● The task:
Make an exact copy of all the data.

— Start of Recorded information —

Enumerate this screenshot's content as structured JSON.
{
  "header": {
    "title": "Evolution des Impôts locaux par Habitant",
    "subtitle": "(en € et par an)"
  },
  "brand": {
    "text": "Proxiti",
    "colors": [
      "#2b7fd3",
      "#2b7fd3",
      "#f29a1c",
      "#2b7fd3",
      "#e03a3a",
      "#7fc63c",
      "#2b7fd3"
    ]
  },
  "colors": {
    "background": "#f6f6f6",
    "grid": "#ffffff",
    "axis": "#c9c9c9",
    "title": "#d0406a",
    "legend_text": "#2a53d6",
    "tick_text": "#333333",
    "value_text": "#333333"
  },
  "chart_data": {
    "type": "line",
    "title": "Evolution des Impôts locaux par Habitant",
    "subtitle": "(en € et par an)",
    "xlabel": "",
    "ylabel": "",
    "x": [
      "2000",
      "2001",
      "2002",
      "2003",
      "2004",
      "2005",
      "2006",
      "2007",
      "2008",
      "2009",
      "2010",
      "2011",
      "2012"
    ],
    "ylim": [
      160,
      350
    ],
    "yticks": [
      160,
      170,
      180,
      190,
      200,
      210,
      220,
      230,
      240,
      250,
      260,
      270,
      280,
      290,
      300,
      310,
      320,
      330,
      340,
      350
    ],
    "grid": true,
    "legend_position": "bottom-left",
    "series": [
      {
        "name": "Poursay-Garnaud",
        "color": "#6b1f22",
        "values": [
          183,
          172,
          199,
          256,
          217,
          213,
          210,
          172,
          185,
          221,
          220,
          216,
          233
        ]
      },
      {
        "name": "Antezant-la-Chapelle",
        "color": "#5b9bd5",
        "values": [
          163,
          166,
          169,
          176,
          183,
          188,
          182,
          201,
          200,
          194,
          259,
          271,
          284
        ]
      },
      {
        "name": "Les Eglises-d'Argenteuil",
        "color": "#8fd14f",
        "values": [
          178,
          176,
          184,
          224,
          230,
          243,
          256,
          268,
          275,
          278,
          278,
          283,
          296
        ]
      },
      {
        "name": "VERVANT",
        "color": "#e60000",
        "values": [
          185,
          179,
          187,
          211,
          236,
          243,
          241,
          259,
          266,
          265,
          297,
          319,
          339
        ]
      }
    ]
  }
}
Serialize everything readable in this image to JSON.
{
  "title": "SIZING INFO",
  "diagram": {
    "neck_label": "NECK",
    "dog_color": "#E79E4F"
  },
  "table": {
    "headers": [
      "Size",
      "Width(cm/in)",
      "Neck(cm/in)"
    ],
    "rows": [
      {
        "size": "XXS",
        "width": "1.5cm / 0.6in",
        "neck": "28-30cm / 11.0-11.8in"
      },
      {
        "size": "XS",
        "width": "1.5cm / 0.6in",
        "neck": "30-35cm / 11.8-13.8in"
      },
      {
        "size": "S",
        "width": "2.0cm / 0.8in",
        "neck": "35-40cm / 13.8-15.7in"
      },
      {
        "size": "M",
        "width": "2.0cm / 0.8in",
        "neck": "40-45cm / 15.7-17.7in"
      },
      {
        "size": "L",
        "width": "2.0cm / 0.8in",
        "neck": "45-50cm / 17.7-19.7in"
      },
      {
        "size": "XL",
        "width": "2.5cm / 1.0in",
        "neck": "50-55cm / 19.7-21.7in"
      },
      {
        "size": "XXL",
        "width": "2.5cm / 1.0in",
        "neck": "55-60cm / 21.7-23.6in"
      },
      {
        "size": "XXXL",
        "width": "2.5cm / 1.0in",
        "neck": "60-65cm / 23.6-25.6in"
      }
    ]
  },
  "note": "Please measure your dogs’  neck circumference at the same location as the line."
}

— End of Recorded information —

● Exercise response:
Enumerate this screenshot's content as structured JSON.
{
  "header": {
    "title": "Evolution des Impôts locaux par Habitant",
    "subtitle": "(en € et par an)"
  },
  "brand": {
    "text": "Proxiti",
    "colors": [
      "#2b7fd3",
      "#2b7fd3",
      "#f29a1c",
      "#2b7fd3",
      "#e03a3a",
      "#7fc63c",
      "#2b7fd3"
    ]
  },
  "colors": {
    "background": "#f6f6f6",
    "grid": "#ffffff",
    "axis": "#c9c9c9",
    "title": "#d0406a",
    "legend_text": "#2a53d6",
    "tick_text": "#333333",
    "value_text": "#333333"
  },
  "chart_data": {
    "type": "line",
    "title": "Evolution des Impôts locaux par Habitant",
    "subtitle": "(en € et par an)",
    "xlabel": "",
    "ylabel": "",
    "x": [
      "2000",
      "2001",
      "2002",
      "2003",
      "2004",
      "2005",
      "2006",
      "2007",
      "2008",
      "2009",
      "2010",
      "2011",
      "2012"
    ],
    "ylim": [
      160,
      350
    ],
    "yticks": [
      160,
      170,
      180,
      190,
      200,
      210,
      220,
      230,
      240,
      250,
      260,
      270,
      280,
      290,
      300,
      310,
      320,
      330,
      340,
      350
    ],
    "grid": true,
    "legend_position": "bottom-left",
    "series": [
      {
        "name": "Poursay-Garnaud",
        "color": "#6b1f22",
        "values": [
          183,
          172,
          199,
          256,
          217,
          213,
          210,
          172,
          185,
          221,
          220,
          216,
          233
        ]
      },
      {
        "name": "Antezant-la-Chapelle",
        "color": "#5b9bd5",
        "values": [
          163,
          166,
          169,
          176,
          183,
          188,
          182,
          201,
          200,
          194,
          259,
          271,
          284
        ]
      },
      {
        "name": "Les Eglises-d'Argenteuil",
        "color": "#8fd14f",
        "values": [
          178,
          176,
          184,
          224,
          230,
          243,
          256,
          268,
          275,
          278,
          278,
          283,
          296
        ]
      },
      {
        "name": "VERVANT",
        "color": "#e60000",
        "values": [
          185,
          179,
          187,
          211,
          236,
          243,
          241,
          259,
          266,
          265,
          297,
          319,
          339
        ]
      }
    ]
  }
}
Serialize everything readable in this image to JSON.
{
  "title": "SIZING INFO",
  "diagram": {
    "neck_label": "NECK",
    "dog_color": "#E79E4F"
  },
  "table": {
    "headers": [
      "Size",
      "Width(cm/in)",
      "Neck(cm/in)"
    ],
    "rows": [
      {
        "size": "XXS",
        "width": "1.5cm / 0.6in",
        "neck": "28-30cm / 11.0-11.8in"
      },
      {
        "size": "XS",
        "width": "1.5cm / 0.6in",
        "neck": "30-35cm / 11.8-13.8in"
      },
      {
        "size": "S",
        "width": "2.0cm / 0.8in",
        "neck": "35-40cm / 13.8-15.7in"
      },
      {
        "size": "M",
        "width": "2.0cm / 0.8in",
        "neck": "40-45cm / 15.7-17.7in"
      },
      {
        "size": "L",
        "width": "2.0cm / 0.8in",
        "neck": "45-50cm / 17.7-19.7in"
      },
      {
        "size": "XL",
        "width": "2.5cm / 1.0in",
        "neck": "50-55cm / 19.7-21.7in"
      },
      {
        "size": "XXL",
        "width": "2.5cm / 1.0in",
        "neck": "55-60cm / 21.7-23.6in"
      },
      {
        "size": "XXXL",
        "width": "2.5cm / 1.0in",
        "neck": "60-65cm / 23.6-25.6in"
      }
    ]
  },
  "note": "Please measure your dogs’  neck circumference at the same location as the line."
}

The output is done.